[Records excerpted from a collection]
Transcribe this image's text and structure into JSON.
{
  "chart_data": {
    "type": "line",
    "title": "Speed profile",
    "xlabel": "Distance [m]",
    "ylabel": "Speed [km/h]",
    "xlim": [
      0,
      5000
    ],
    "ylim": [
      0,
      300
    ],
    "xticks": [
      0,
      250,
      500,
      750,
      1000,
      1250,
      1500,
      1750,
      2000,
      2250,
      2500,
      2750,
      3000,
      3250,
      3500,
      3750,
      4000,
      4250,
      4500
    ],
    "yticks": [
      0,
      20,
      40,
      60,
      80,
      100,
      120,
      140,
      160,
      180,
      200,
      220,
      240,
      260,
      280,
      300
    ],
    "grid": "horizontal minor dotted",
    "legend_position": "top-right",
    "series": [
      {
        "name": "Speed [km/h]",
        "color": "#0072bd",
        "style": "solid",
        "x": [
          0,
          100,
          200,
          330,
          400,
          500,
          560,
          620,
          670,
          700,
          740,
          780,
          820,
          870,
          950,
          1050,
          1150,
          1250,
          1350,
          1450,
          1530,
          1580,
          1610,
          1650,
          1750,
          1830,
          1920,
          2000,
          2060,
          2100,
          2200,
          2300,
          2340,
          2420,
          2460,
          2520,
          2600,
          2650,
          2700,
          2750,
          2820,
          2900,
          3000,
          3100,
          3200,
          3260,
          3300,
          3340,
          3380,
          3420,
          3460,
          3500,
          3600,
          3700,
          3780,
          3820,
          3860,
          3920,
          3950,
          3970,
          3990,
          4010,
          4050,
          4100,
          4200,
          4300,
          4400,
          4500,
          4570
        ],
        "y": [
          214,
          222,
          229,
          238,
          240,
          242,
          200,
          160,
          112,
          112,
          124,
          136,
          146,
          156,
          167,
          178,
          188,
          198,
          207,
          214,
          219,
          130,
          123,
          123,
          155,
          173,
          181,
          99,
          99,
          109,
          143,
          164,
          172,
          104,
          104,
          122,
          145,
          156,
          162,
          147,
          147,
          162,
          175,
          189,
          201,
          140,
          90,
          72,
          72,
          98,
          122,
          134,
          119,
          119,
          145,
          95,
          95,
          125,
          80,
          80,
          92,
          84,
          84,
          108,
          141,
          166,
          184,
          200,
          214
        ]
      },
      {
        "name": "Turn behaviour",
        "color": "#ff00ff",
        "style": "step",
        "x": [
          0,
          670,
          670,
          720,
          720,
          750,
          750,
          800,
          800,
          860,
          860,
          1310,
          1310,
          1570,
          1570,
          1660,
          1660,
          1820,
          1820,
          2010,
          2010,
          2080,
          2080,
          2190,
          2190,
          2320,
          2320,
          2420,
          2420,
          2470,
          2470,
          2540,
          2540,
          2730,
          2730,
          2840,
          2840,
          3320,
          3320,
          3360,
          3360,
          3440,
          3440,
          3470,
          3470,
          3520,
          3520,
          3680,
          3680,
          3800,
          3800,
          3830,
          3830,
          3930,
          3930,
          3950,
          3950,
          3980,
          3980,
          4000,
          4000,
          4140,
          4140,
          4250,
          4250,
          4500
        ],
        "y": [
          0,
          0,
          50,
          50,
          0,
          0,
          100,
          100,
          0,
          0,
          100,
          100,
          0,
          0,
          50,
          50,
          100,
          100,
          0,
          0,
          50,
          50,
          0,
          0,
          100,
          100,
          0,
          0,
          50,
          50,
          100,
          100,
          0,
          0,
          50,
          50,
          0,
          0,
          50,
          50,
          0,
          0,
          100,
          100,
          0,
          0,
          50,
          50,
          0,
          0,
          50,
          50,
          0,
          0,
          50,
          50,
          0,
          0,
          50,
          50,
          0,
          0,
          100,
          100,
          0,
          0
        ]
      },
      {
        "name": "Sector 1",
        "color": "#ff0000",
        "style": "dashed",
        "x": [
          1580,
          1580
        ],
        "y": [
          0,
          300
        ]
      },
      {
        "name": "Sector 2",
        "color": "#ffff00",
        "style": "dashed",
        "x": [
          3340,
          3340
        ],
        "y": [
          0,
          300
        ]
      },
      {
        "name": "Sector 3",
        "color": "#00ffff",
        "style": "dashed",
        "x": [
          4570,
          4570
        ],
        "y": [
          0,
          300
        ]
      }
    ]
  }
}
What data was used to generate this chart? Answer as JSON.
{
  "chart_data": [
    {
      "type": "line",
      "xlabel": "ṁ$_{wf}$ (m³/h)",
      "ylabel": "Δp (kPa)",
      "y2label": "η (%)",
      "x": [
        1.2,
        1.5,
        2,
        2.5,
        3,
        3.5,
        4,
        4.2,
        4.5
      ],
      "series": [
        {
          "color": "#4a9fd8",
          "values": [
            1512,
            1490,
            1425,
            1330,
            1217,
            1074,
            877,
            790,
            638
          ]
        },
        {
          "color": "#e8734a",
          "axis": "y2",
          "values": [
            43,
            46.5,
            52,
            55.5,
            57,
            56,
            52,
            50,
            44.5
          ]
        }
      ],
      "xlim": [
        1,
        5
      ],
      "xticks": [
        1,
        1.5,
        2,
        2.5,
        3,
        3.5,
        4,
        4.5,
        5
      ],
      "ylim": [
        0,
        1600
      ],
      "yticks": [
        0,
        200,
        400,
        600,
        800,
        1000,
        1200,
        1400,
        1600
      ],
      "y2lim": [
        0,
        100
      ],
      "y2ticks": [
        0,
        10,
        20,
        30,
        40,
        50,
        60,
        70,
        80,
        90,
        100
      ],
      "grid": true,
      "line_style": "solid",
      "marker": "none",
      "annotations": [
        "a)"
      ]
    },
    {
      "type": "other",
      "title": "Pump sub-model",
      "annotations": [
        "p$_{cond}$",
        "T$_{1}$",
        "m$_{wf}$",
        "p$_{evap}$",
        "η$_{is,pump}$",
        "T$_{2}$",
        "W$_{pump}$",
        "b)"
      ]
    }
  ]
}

● Given problem
Across the material above, how many lines include the string "grid"? Only the number is wanted.

● Complete output
2